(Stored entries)

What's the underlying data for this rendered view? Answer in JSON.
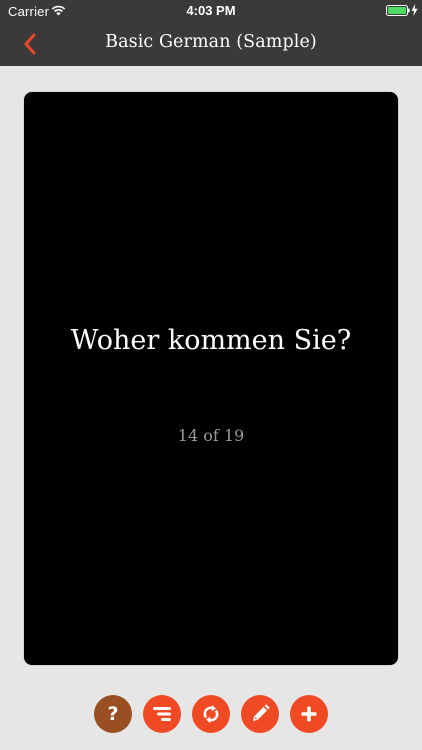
{
  "status_bar": {
    "carrier": "Carrier",
    "time": "4:03 PM",
    "battery_color": "#4cd964"
  },
  "nav": {
    "title": "Basic German (Sample)",
    "back_icon": "chevron-left-icon",
    "accent": "#e8472c"
  },
  "card": {
    "question": "Woher kommen Sie?",
    "progress": "14 of 19",
    "background": "#000000"
  },
  "toolbar": {
    "buttons": [
      {
        "name": "help",
        "icon": "question-mark-icon",
        "label": "?",
        "color": "#9a4f22"
      },
      {
        "name": "sort",
        "icon": "filter-sort-icon",
        "color": "#f04a24"
      },
      {
        "name": "flip",
        "icon": "refresh-flip-icon",
        "color": "#f04a24"
      },
      {
        "name": "edit",
        "icon": "pencil-icon",
        "color": "#f04a24"
      },
      {
        "name": "add",
        "icon": "plus-icon",
        "color": "#f04a24"
      }
    ]
  }
}
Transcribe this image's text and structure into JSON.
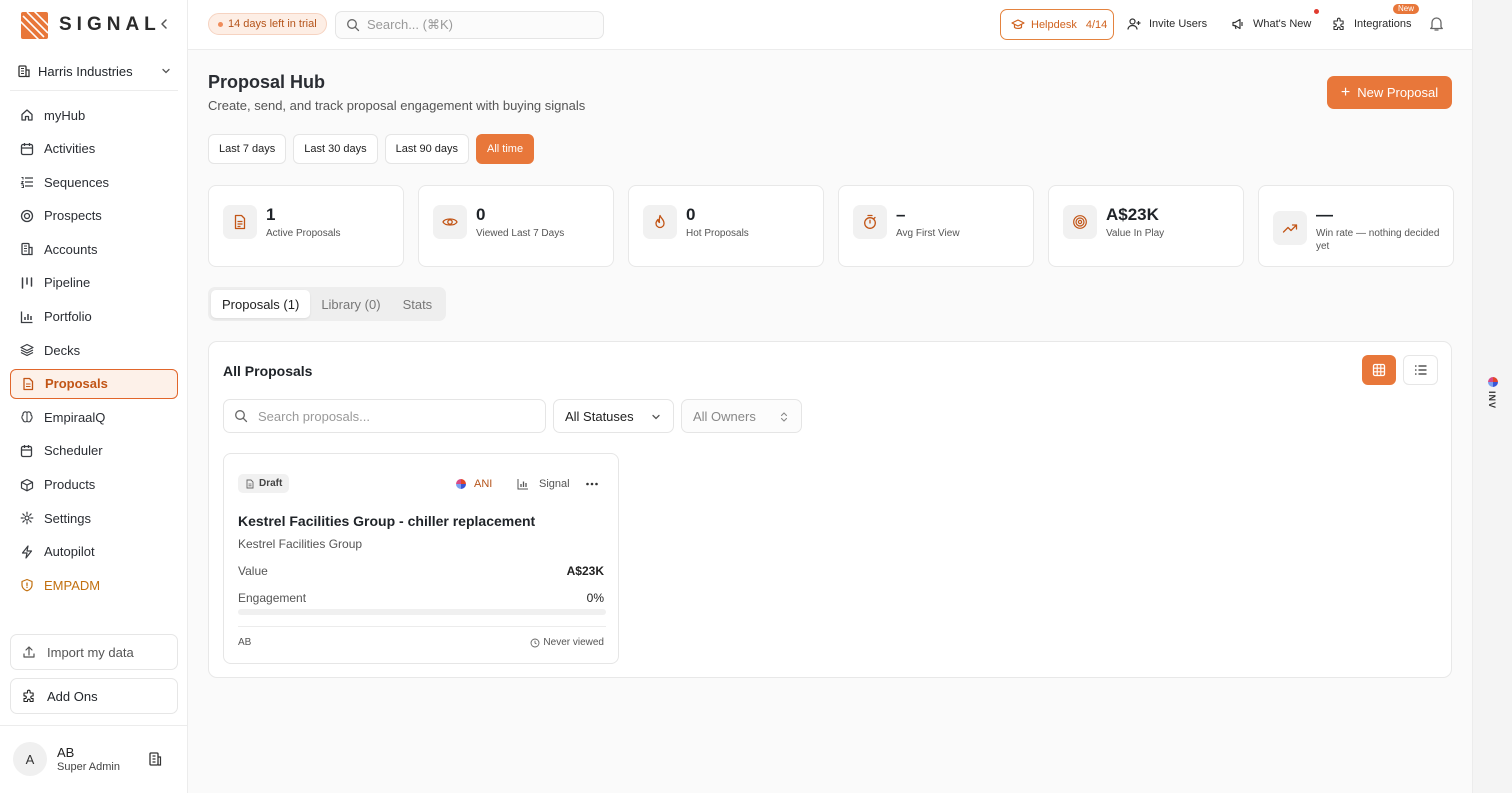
{
  "brand": {
    "name": "SIGNAL",
    "accent": "#e8773a"
  },
  "sidebar": {
    "org": "Harris Industries",
    "items": [
      {
        "label": "myHub",
        "icon": "home-icon"
      },
      {
        "label": "Activities",
        "icon": "calendar-icon"
      },
      {
        "label": "Sequences",
        "icon": "list-ordered-icon"
      },
      {
        "label": "Prospects",
        "icon": "target-icon"
      },
      {
        "label": "Accounts",
        "icon": "building-icon"
      },
      {
        "label": "Pipeline",
        "icon": "kanban-icon"
      },
      {
        "label": "Portfolio",
        "icon": "bar-chart-icon"
      },
      {
        "label": "Decks",
        "icon": "layers-icon"
      },
      {
        "label": "Proposals",
        "icon": "document-icon",
        "active": true
      },
      {
        "label": "EmpiraalQ",
        "icon": "brain-icon"
      },
      {
        "label": "Scheduler",
        "icon": "calendar-clock-icon"
      },
      {
        "label": "Products",
        "icon": "package-icon"
      },
      {
        "label": "Settings",
        "icon": "settings-icon"
      },
      {
        "label": "Autopilot",
        "icon": "zap-icon"
      },
      {
        "label": "EMPADM",
        "icon": "shield-icon",
        "admin": true
      }
    ],
    "import_label": "Import my data",
    "addons_label": "Add Ons",
    "user": {
      "initial": "A",
      "name": "AB",
      "role": "Super Admin"
    }
  },
  "topbar": {
    "trial": "14 days left in trial",
    "search_placeholder": "Search... (⌘K)",
    "helpdesk_label": "Helpdesk",
    "helpdesk_count": "4/14",
    "invite": "Invite Users",
    "whats_new": "What's New",
    "integrations": "Integrations",
    "new_badge": "New"
  },
  "right_rail": {
    "label": "INV"
  },
  "page": {
    "title": "Proposal Hub",
    "subtitle": "Create, send, and track proposal engagement with buying signals",
    "new_button": "New Proposal",
    "ranges": [
      "Last 7 days",
      "Last 30 days",
      "Last 90 days",
      "All time"
    ],
    "active_range": "All time"
  },
  "stats": [
    {
      "value": "1",
      "label": "Active Proposals",
      "icon": "document-icon"
    },
    {
      "value": "0",
      "label": "Viewed Last 7 Days",
      "icon": "eye-icon"
    },
    {
      "value": "0",
      "label": "Hot Proposals",
      "icon": "flame-icon"
    },
    {
      "value": "–",
      "label": "Avg First View",
      "icon": "timer-icon"
    },
    {
      "value": "A$23K",
      "label": "Value In Play",
      "icon": "target-icon"
    },
    {
      "value": "—",
      "label": "Win rate — nothing decided yet",
      "icon": "trending-up-icon"
    }
  ],
  "tabs": [
    "Proposals (1)",
    "Library (0)",
    "Stats"
  ],
  "panel": {
    "title": "All Proposals",
    "search_placeholder": "Search proposals...",
    "status_filter": "All Statuses",
    "owner_filter": "All Owners"
  },
  "proposal": {
    "status": "Draft",
    "integration": "ANI",
    "signal_label": "Signal",
    "title": "Kestrel Facilities Group - chiller replacement",
    "company": "Kestrel Facilities Group",
    "value_label": "Value",
    "value": "A$23K",
    "engagement_label": "Engagement",
    "engagement": "0%",
    "engagement_fraction": 0,
    "owner": "AB",
    "viewed": "Never viewed"
  }
}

> **Task objective**: Check each line above for the word "name", and copy the lines where it appears.

> **Written answer**:
        "name": "help",
        "name": "sort",
        "name": "flip",
        "name": "edit",
        "name": "add",
    "name": "SIGNAL",
      "name": "AB",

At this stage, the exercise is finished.